THE DATA

begin

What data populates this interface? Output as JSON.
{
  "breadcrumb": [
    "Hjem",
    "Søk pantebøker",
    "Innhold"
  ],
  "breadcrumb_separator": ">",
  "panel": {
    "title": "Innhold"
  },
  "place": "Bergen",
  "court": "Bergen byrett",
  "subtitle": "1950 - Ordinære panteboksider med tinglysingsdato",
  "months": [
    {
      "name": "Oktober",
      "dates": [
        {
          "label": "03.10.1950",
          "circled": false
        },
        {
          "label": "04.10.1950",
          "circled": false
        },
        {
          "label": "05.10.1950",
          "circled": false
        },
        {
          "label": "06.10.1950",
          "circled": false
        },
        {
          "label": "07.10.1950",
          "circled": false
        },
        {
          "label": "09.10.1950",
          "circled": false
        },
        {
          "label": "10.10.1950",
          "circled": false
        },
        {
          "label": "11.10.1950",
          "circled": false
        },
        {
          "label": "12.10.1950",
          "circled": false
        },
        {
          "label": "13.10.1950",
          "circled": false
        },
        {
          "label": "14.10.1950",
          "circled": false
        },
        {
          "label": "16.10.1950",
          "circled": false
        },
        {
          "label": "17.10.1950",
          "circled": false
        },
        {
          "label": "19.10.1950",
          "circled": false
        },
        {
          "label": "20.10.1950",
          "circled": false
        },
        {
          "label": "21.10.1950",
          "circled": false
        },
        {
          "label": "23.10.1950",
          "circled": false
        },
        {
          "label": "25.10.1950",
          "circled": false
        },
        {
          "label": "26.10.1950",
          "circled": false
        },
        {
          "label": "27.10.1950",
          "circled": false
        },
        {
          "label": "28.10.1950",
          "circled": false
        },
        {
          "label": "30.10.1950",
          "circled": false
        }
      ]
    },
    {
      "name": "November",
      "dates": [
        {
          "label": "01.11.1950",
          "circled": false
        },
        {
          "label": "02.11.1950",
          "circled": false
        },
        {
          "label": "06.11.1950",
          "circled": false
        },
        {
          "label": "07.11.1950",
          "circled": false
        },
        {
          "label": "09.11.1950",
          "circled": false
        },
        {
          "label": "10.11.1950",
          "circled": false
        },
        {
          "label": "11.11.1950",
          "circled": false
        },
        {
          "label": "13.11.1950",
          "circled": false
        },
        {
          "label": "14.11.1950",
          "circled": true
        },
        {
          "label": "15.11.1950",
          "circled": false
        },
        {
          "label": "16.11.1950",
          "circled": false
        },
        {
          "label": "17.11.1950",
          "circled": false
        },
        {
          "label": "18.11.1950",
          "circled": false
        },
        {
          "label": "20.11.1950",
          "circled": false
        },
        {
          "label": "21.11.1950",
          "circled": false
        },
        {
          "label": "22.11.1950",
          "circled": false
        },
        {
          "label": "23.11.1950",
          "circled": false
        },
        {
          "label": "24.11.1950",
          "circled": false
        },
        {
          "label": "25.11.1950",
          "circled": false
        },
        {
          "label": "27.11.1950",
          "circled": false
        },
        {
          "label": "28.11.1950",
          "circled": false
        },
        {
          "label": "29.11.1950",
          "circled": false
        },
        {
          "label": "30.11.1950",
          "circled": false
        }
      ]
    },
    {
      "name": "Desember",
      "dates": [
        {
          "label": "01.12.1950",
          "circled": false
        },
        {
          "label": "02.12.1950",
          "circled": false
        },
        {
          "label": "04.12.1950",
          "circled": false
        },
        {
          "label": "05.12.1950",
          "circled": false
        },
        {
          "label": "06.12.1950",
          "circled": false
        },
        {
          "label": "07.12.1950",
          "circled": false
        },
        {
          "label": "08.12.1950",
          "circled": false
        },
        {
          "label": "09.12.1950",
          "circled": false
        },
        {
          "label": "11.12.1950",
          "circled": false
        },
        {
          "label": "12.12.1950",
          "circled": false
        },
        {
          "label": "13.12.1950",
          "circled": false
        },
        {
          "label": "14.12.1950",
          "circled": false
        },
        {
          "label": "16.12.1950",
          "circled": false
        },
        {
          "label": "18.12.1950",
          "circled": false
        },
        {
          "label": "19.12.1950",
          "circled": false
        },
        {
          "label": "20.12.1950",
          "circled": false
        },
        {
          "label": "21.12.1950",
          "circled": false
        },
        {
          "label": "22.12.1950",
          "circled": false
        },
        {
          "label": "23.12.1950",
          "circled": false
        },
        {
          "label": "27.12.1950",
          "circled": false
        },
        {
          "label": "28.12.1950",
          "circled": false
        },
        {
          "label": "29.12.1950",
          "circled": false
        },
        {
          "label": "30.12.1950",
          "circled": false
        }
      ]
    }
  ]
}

end

WHAT THE TASK ASKS
Copy every record above exactly as it appears.

TASK RESULT
What data populates this interface? Output as JSON.
{
  "breadcrumb": [
    "Hjem",
    "Søk pantebøker",
    "Innhold"
  ],
  "breadcrumb_separator": ">",
  "panel": {
    "title": "Innhold"
  },
  "place": "Bergen",
  "court": "Bergen byrett",
  "subtitle": "1950 - Ordinære panteboksider med tinglysingsdato",
  "months": [
    {
      "name": "Oktober",
      "dates": [
        {
          "label": "03.10.1950",
          "circled": false
        },
        {
          "label": "04.10.1950",
          "circled": false
        },
        {
          "label": "05.10.1950",
          "circled": false
        },
        {
          "label": "06.10.1950",
          "circled": false
        },
        {
          "label": "07.10.1950",
          "circled": false
        },
        {
          "label": "09.10.1950",
          "circled": false
        },
        {
          "label": "10.10.1950",
          "circled": false
        },
        {
          "label": "11.10.1950",
          "circled": false
        },
        {
          "label": "12.10.1950",
          "circled": false
        },
        {
          "label": "13.10.1950",
          "circled": false
        },
        {
          "label": "14.10.1950",
          "circled": false
        },
        {
          "label": "16.10.1950",
          "circled": false
        },
        {
          "label": "17.10.1950",
          "circled": false
        },
        {
          "label": "19.10.1950",
          "circled": false
        },
        {
          "label": "20.10.1950",
          "circled": false
        },
        {
          "label": "21.10.1950",
          "circled": false
        },
        {
          "label": "23.10.1950",
          "circled": false
        },
        {
          "label": "25.10.1950",
          "circled": false
        },
        {
          "label": "26.10.1950",
          "circled": false
        },
        {
          "label": "27.10.1950",
          "circled": false
        },
        {
          "label": "28.10.1950",
          "circled": false
        },
        {
          "label": "30.10.1950",
          "circled": false
        }
      ]
    },
    {
      "name": "November",
      "dates": [
        {
          "label": "01.11.1950",
          "circled": false
        },
        {
          "label": "02.11.1950",
          "circled": false
        },
        {
          "label": "06.11.1950",
          "circled": false
        },
        {
          "label": "07.11.1950",
          "circled": false
        },
        {
          "label": "09.11.1950",
          "circled": false
        },
        {
          "label": "10.11.1950",
          "circled": false
        },
        {
          "label": "11.11.1950",
          "circled": false
        },
        {
          "label": "13.11.1950",
          "circled": false
        },
        {
          "label": "14.11.1950",
          "circled": true
        },
        {
          "label": "15.11.1950",
          "circled": false
        },
        {
          "label": "16.11.1950",
          "circled": false
        },
        {
          "label": "17.11.1950",
          "circled": false
        },
        {
          "label": "18.11.1950",
          "circled": false
        },
        {
          "label": "20.11.1950",
          "circled": false
        },
        {
          "label": "21.11.1950",
          "circled": false
        },
        {
          "label": "22.11.1950",
          "circled": false
        },
        {
          "label": "23.11.1950",
          "circled": false
        },
        {
          "label": "24.11.1950",
          "circled": false
        },
        {
          "label": "25.11.1950",
          "circled": false
        },
        {
          "label": "27.11.1950",
          "circled": false
        },
        {
          "label": "28.11.1950",
          "circled": false
        },
        {
          "label": "29.11.1950",
          "circled": false
        },
        {
          "label": "30.11.1950",
          "circled": false
        }
      ]
    },
    {
      "name": "Desember",
      "dates": [
        {
          "label": "01.12.1950",
          "circled": false
        },
        {
          "label": "02.12.1950",
          "circled": false
        },
        {
          "label": "04.12.1950",
          "circled": false
        },
        {
          "label": "05.12.1950",
          "circled": false
        },
        {
          "label": "06.12.1950",
          "circled": false
        },
        {
          "label": "07.12.1950",
          "circled": false
        },
        {
          "label": "08.12.1950",
          "circled": false
        },
        {
          "label": "09.12.1950",
          "circled": false
        },
        {
          "label": "11.12.1950",
          "circled": false
        },
        {
          "label": "12.12.1950",
          "circled": false
        },
        {
          "label": "13.12.1950",
          "circled": false
        },
        {
          "label": "14.12.1950",
          "circled": false
        },
        {
          "label": "16.12.1950",
          "circled": false
        },
        {
          "label": "18.12.1950",
          "circled": false
        },
        {
          "label": "19.12.1950",
          "circled": false
        },
        {
          "label": "20.12.1950",
          "circled": false
        },
        {
          "label": "21.12.1950",
          "circled": false
        },
        {
          "label": "22.12.1950",
          "circled": false
        },
        {
          "label": "23.12.1950",
          "circled": false
        },
        {
          "label": "27.12.1950",
          "circled": false
        },
        {
          "label": "28.12.1950",
          "circled": false
        },
        {
          "label": "29.12.1950",
          "circled": false
        },
        {
          "label": "30.12.1950",
          "circled": false
        }
      ]
    }
  ]
}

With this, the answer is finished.